Raw records>
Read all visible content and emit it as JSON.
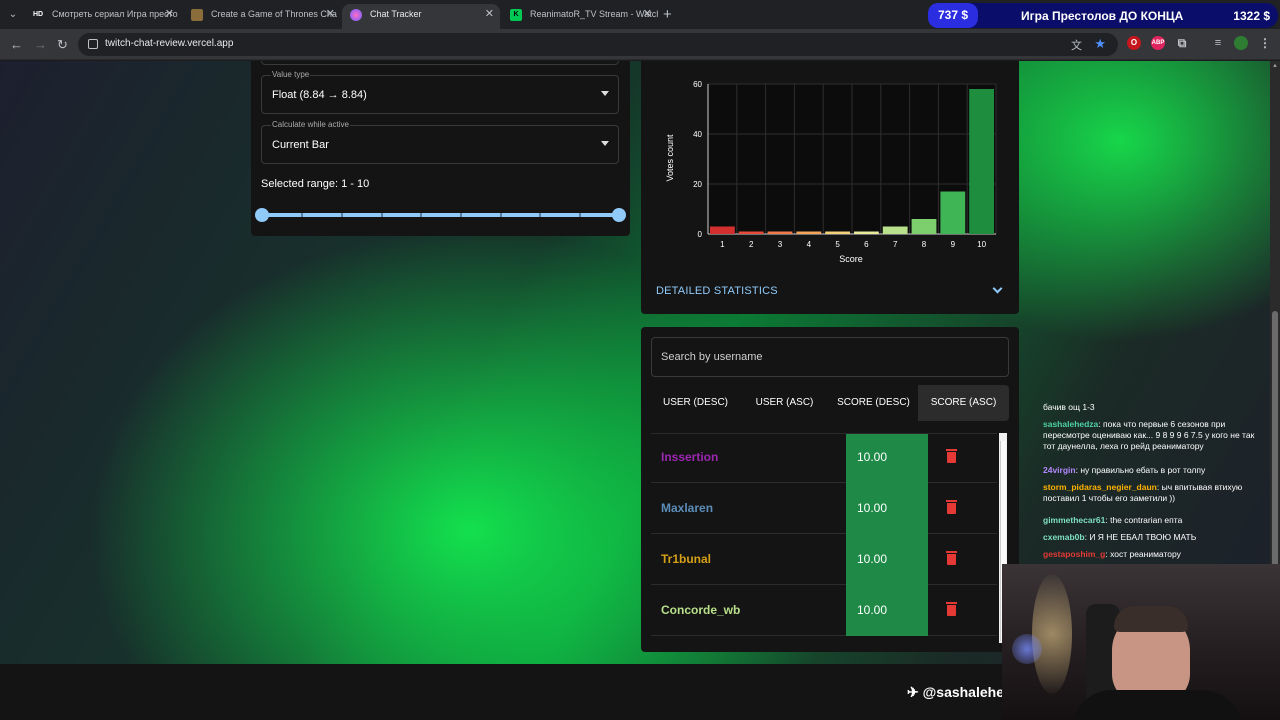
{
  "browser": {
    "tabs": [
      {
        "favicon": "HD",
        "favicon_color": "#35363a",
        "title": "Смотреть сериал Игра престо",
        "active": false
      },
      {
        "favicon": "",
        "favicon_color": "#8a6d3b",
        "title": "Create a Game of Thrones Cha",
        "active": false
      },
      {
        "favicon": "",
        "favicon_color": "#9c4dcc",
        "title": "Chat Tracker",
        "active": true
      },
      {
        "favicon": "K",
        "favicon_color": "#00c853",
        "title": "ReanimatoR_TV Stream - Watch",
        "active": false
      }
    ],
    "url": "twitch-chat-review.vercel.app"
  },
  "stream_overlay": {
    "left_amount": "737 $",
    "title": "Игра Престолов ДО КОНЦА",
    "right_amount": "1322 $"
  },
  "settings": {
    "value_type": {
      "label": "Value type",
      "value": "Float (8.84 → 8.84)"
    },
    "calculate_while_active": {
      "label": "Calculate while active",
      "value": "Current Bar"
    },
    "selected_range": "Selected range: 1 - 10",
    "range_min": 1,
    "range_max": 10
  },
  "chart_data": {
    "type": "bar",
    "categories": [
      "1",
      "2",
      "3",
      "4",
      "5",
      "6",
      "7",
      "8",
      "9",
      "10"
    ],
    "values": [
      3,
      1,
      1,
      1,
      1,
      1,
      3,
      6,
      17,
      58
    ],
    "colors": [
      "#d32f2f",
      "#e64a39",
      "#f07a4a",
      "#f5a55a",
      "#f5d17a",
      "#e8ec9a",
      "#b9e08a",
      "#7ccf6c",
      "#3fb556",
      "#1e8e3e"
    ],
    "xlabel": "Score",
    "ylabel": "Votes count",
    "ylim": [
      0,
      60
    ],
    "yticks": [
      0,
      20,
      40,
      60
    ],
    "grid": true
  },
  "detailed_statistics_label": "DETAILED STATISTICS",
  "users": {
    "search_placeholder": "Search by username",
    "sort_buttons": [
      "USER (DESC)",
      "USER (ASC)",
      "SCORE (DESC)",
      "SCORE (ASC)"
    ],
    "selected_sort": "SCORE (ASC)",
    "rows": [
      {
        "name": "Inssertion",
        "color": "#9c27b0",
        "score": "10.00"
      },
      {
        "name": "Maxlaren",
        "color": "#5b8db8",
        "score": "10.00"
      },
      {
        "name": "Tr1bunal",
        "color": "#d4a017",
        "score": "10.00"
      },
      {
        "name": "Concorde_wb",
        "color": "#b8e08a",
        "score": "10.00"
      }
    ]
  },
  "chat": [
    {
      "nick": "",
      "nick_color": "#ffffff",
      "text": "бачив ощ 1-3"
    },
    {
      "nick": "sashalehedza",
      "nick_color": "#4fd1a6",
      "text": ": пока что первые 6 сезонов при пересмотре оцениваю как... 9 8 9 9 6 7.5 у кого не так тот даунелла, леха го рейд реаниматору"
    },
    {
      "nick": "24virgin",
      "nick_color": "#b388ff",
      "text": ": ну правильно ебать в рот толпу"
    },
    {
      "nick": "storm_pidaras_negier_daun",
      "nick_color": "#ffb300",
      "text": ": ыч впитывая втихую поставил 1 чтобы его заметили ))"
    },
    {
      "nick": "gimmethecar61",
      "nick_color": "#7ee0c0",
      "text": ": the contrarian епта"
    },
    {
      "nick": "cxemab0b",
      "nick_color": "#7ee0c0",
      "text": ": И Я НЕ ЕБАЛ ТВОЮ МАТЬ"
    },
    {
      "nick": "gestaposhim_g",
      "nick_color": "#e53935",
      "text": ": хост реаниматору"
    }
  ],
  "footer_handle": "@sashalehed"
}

==

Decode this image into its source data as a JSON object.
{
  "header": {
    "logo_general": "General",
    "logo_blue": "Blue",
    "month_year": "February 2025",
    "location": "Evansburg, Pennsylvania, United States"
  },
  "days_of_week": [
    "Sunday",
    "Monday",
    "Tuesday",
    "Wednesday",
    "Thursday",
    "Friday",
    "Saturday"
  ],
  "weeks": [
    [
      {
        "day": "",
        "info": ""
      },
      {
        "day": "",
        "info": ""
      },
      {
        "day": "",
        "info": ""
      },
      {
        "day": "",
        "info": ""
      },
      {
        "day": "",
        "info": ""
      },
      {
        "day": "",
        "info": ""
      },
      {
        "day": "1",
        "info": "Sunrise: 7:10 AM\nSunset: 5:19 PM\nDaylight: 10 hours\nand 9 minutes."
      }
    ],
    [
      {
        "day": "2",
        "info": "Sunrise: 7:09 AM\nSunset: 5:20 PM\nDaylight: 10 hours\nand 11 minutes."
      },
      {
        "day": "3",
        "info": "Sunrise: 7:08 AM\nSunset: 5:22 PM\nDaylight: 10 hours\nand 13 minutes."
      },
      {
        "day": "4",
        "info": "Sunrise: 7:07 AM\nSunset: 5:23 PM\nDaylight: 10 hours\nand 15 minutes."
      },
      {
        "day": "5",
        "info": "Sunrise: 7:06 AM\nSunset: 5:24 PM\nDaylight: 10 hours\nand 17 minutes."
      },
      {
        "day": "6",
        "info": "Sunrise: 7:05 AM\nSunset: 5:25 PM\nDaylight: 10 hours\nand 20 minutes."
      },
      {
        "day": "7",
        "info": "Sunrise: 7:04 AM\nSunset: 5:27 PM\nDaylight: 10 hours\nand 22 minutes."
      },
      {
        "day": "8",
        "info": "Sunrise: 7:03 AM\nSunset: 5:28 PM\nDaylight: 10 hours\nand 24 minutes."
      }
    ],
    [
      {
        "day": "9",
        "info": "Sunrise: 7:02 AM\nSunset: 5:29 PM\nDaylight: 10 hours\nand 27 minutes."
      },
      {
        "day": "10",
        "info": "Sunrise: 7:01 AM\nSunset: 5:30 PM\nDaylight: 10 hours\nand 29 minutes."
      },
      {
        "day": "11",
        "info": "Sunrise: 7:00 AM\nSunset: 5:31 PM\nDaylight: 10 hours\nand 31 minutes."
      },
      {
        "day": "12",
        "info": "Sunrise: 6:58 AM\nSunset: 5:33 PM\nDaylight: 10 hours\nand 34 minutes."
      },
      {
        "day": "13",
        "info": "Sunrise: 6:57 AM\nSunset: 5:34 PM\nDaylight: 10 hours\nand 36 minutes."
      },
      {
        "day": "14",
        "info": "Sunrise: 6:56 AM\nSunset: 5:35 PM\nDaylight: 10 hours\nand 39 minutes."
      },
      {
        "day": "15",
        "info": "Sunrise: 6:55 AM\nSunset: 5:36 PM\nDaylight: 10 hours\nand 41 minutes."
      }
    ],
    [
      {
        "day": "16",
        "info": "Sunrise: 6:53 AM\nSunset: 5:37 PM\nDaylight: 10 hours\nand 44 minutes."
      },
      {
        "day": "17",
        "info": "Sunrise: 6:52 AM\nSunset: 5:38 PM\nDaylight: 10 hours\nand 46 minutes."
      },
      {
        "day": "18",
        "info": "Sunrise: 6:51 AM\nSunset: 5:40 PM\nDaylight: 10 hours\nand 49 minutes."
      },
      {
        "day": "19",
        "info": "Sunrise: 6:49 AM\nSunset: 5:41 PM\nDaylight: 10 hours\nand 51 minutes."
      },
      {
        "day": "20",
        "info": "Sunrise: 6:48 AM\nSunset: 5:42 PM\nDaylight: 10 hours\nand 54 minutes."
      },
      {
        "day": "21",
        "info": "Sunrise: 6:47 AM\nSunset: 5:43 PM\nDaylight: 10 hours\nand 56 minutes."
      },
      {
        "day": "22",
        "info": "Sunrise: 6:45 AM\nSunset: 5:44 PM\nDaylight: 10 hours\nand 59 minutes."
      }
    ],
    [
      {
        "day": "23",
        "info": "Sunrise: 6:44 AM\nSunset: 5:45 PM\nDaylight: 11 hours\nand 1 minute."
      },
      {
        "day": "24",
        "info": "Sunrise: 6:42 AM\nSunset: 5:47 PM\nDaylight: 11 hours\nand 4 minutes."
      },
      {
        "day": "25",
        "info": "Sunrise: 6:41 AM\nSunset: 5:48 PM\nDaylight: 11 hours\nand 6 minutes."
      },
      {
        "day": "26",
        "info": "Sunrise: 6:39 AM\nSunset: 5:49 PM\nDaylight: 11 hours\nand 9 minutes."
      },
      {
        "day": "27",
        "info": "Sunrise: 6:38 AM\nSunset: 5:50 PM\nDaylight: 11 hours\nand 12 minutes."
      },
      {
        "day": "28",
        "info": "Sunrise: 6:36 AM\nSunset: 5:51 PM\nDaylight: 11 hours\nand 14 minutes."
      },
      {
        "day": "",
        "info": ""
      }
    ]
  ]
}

Task to carry out>
Pull out every line in the material above where "Игра" occurs.

Response to the task>
        "title": "Смотреть сериал Игра престо",
    "title": "Игра Престолов ДО КОНЦА",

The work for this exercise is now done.